Requirement: Search the data for the string "ylabel" and extract every line where it appears.

Input records:
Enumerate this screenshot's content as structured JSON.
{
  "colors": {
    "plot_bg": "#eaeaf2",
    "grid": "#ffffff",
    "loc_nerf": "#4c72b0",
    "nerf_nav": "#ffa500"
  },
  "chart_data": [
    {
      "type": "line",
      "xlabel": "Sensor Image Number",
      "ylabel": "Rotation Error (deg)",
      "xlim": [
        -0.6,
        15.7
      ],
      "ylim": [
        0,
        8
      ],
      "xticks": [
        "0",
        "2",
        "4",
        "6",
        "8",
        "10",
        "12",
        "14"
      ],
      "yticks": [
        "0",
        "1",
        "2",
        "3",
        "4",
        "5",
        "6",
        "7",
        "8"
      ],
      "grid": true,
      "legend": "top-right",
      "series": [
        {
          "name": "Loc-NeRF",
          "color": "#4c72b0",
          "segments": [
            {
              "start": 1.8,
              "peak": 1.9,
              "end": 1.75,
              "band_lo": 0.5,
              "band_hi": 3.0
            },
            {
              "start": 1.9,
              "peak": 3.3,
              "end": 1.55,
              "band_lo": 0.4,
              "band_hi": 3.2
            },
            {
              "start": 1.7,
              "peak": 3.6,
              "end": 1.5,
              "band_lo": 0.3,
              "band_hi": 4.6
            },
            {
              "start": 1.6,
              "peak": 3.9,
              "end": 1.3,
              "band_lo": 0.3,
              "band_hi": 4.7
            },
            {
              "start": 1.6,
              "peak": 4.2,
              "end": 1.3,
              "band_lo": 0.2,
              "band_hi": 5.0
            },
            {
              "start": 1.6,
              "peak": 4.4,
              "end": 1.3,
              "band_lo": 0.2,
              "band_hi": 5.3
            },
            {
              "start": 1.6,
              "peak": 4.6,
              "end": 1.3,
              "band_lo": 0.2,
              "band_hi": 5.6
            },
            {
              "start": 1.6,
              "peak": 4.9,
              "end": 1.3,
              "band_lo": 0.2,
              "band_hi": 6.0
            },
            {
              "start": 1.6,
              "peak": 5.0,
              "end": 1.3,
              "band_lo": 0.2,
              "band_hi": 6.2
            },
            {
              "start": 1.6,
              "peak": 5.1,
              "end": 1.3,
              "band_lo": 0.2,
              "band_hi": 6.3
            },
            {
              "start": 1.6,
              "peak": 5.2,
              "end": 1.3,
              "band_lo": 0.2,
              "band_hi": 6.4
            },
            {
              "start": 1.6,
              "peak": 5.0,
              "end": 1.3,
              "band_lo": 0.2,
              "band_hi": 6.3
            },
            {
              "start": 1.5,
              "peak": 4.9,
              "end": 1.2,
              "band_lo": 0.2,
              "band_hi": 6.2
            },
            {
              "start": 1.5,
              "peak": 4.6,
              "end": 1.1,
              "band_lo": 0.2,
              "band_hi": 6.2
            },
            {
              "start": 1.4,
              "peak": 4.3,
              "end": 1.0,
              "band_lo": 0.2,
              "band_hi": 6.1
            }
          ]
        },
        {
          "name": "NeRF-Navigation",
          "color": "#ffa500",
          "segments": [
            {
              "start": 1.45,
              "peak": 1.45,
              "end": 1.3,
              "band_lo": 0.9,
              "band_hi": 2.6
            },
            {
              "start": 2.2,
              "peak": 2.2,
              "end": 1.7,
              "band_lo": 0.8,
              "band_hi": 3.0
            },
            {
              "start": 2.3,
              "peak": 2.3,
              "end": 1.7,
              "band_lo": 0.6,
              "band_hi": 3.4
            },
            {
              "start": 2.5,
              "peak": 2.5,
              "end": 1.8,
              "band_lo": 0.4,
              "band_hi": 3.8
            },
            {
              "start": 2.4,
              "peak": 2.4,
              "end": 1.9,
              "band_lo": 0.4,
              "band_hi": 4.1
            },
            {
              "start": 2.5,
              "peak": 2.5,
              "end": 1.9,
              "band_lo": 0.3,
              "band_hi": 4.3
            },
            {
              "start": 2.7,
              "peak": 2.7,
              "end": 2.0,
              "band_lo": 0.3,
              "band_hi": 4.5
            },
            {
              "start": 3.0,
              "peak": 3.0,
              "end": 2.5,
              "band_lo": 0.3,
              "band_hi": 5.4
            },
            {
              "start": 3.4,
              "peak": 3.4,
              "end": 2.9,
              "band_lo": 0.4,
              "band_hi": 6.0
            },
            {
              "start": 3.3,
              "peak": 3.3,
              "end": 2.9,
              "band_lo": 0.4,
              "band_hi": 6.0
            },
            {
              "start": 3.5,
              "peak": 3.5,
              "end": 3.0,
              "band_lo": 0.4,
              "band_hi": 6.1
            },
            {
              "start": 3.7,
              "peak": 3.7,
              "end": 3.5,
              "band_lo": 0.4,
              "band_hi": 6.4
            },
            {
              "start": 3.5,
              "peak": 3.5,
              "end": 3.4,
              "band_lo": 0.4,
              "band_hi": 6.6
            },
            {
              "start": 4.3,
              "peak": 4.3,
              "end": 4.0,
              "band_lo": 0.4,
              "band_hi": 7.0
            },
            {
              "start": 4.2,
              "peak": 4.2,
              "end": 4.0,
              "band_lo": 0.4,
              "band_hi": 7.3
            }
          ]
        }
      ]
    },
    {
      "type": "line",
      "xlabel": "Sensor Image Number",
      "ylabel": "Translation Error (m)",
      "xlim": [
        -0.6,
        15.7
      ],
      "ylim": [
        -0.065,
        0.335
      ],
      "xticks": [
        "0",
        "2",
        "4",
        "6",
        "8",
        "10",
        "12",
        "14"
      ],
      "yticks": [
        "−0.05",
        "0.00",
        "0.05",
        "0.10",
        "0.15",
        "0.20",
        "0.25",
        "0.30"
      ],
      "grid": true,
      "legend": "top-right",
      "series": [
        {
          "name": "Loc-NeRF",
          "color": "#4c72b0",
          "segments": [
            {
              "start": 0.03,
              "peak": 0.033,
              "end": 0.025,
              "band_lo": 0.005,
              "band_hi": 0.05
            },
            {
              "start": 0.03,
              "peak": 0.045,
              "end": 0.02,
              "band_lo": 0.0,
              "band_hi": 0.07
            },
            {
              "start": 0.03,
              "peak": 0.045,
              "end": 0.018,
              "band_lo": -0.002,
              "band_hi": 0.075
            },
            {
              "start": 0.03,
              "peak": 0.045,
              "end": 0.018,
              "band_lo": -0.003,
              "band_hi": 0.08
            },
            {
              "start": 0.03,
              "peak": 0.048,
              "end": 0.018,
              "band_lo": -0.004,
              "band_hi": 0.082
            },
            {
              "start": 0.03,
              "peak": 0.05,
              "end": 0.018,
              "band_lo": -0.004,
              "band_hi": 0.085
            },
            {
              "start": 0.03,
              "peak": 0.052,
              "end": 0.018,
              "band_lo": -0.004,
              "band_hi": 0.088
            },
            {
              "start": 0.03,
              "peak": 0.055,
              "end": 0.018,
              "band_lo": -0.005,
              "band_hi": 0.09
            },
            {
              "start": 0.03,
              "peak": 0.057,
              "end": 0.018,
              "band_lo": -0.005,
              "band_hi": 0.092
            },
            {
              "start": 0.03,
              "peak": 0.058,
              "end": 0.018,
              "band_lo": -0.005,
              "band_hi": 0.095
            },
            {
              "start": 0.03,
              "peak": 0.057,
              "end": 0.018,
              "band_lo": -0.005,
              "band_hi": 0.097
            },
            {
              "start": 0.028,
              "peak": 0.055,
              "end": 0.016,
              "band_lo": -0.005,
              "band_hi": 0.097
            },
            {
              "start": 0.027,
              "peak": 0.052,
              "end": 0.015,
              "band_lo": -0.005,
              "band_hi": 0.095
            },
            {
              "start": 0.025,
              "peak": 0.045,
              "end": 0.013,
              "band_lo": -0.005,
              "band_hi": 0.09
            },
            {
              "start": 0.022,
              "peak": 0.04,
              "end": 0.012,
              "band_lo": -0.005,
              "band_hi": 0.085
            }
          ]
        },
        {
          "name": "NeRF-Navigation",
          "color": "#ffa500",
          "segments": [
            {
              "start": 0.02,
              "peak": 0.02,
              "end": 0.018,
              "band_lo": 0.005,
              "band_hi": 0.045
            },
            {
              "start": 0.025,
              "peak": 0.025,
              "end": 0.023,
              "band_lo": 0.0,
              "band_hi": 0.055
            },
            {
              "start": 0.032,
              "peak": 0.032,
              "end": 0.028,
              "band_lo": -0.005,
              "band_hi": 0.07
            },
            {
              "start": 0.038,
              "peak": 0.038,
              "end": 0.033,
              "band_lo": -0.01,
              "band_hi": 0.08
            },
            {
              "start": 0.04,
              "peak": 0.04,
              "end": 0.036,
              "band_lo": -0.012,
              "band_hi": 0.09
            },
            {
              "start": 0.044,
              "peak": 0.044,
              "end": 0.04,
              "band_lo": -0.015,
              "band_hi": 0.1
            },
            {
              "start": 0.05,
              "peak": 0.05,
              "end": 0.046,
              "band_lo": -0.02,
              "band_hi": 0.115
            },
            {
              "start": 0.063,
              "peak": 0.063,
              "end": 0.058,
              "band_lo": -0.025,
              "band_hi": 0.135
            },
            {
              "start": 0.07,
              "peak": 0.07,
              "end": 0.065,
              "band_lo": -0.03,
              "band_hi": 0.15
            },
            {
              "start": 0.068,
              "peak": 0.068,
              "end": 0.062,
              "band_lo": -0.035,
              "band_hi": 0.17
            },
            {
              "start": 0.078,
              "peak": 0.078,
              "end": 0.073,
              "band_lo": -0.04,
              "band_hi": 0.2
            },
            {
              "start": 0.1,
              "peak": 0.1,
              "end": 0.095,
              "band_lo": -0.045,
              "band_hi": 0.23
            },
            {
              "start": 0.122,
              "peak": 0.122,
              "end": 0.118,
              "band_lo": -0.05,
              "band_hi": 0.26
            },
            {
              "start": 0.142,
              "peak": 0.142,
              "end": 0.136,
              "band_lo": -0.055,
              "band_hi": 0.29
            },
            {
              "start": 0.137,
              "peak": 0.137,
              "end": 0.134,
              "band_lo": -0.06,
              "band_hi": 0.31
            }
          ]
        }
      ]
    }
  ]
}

Full solution:
      "ylabel": "Rotation Error (deg)",
      "ylabel": "Translation Error (m)",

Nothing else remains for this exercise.